== Brief ==
Extract each record and reproduce it exactly.
++++
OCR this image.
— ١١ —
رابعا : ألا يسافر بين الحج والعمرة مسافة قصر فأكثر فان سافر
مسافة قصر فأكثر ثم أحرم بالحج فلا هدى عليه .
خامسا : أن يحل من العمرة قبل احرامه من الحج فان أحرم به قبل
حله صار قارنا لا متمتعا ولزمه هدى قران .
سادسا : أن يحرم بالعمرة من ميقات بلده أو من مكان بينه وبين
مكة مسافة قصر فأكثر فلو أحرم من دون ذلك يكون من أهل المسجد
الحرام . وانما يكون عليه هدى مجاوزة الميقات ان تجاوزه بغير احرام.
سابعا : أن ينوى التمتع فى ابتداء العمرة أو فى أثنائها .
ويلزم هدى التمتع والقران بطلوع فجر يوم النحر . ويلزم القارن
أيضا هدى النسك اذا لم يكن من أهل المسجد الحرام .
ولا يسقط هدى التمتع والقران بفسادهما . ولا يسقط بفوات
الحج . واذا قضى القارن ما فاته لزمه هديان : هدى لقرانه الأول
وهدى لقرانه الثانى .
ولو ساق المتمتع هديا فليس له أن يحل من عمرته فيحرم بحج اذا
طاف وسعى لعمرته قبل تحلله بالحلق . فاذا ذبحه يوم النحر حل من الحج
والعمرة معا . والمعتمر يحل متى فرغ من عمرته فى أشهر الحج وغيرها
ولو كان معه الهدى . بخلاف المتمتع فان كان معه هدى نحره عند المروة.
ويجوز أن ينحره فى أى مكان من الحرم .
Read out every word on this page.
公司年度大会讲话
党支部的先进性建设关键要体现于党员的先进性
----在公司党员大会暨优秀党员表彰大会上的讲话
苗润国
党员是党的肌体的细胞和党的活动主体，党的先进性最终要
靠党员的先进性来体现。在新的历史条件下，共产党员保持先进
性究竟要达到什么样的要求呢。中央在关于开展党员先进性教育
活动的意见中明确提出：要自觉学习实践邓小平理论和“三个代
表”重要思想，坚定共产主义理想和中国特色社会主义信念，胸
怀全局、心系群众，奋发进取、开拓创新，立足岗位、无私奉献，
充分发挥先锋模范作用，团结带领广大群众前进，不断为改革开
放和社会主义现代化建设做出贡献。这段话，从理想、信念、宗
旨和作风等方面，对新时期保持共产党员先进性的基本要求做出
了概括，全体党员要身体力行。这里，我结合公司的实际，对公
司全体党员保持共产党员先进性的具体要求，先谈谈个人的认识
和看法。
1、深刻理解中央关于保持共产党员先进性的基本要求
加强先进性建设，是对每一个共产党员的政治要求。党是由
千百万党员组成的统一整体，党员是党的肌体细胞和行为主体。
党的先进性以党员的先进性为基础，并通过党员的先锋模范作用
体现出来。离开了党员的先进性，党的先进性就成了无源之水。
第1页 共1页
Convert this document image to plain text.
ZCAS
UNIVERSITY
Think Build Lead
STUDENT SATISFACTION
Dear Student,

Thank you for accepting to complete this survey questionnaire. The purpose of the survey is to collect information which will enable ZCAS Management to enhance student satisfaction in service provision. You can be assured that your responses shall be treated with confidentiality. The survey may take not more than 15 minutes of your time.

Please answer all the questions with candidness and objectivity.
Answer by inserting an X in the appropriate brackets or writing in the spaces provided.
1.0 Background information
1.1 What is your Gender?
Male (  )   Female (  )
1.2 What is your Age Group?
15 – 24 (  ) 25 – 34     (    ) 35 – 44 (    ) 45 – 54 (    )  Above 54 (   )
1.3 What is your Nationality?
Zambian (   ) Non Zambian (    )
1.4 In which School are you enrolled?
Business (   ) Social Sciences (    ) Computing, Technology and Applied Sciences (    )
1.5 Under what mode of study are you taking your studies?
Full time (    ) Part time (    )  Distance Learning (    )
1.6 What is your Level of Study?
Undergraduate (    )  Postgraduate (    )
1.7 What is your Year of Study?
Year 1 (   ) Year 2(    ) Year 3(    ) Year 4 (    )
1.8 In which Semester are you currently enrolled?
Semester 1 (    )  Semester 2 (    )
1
++++
== Full response ==
OCR this image.
— ١١ —
رابعا : ألا يسافر بين الحج والعمرة مسافة قصر فأكثر فان سافر
مسافة قصر فأكثر ثم أحرم بالحج فلا هدى عليه .
خامسا : أن يحل من العمرة قبل احرامه من الحج فان أحرم به قبل
حله صار قارنا لا متمتعا ولزمه هدى قران .
سادسا : أن يحرم بالعمرة من ميقات بلده أو من مكان بينه وبين
مكة مسافة قصر فأكثر فلو أحرم من دون ذلك يكون من أهل المسجد
الحرام . وانما يكون عليه هدى مجاوزة الميقات ان تجاوزه بغير احرام.
سابعا : أن ينوى التمتع فى ابتداء العمرة أو فى أثنائها .
ويلزم هدى التمتع والقران بطلوع فجر يوم النحر . ويلزم القارن
أيضا هدى النسك اذا لم يكن من أهل المسجد الحرام .
ولا يسقط هدى التمتع والقران بفسادهما . ولا يسقط بفوات
الحج . واذا قضى القارن ما فاته لزمه هديان : هدى لقرانه الأول
وهدى لقرانه الثانى .
ولو ساق المتمتع هديا فليس له أن يحل من عمرته فيحرم بحج اذا
طاف وسعى لعمرته قبل تحلله بالحلق . فاذا ذبحه يوم النحر حل من الحج
والعمرة معا . والمعتمر يحل متى فرغ من عمرته فى أشهر الحج وغيرها
ولو كان معه الهدى . بخلاف المتمتع فان كان معه هدى نحره عند المروة.
ويجوز أن ينحره فى أى مكان من الحرم .
Read out every word on this page.
公司年度大会讲话
党支部的先进性建设关键要体现于党员的先进性
----在公司党员大会暨优秀党员表彰大会上的讲话
苗润国
党员是党的肌体的细胞和党的活动主体，党的先进性最终要
靠党员的先进性来体现。在新的历史条件下，共产党员保持先进
性究竟要达到什么样的要求呢。中央在关于开展党员先进性教育
活动的意见中明确提出：要自觉学习实践邓小平理论和“三个代
表”重要思想，坚定共产主义理想和中国特色社会主义信念，胸
怀全局、心系群众，奋发进取、开拓创新，立足岗位、无私奉献，
充分发挥先锋模范作用，团结带领广大群众前进，不断为改革开
放和社会主义现代化建设做出贡献。这段话，从理想、信念、宗
旨和作风等方面，对新时期保持共产党员先进性的基本要求做出
了概括，全体党员要身体力行。这里，我结合公司的实际，对公
司全体党员保持共产党员先进性的具体要求，先谈谈个人的认识
和看法。
1、深刻理解中央关于保持共产党员先进性的基本要求
加强先进性建设，是对每一个共产党员的政治要求。党是由
千百万党员组成的统一整体，党员是党的肌体细胞和行为主体。
党的先进性以党员的先进性为基础，并通过党员的先锋模范作用
体现出来。离开了党员的先进性，党的先进性就成了无源之水。
第1页 共1页
Convert this document image to plain text.
ZCAS
UNIVERSITY
Think Build Lead
STUDENT SATISFACTION
Dear Student,

Thank you for accepting to complete this survey questionnaire. The purpose of the survey is to collect information which will enable ZCAS Management to enhance student satisfaction in service provision. You can be assured that your responses shall be treated with confidentiality. The survey may take not more than 15 minutes of your time.

Please answer all the questions with candidness and objectivity.
Answer by inserting an X in the appropriate brackets or writing in the spaces provided.
1.0 Background information
1.1 What is your Gender?
Male (  )   Female (  )
1.2 What is your Age Group?
15 – 24 (  ) 25 – 34     (    ) 35 – 44 (    ) 45 – 54 (    )  Above 54 (   )
1.3 What is your Nationality?
Zambian (   ) Non Zambian (    )
1.4 In which School are you enrolled?
Business (   ) Social Sciences (    ) Computing, Technology and Applied Sciences (    )
1.5 Under what mode of study are you taking your studies?
Full time (    ) Part time (    )  Distance Learning (    )
1.6 What is your Level of Study?
Undergraduate (    )  Postgraduate (    )
1.7 What is your Year of Study?
Year 1 (   ) Year 2(    ) Year 3(    ) Year 4 (    )
1.8 In which Semester are you currently enrolled?
Semester 1 (    )  Semester 2 (    )
1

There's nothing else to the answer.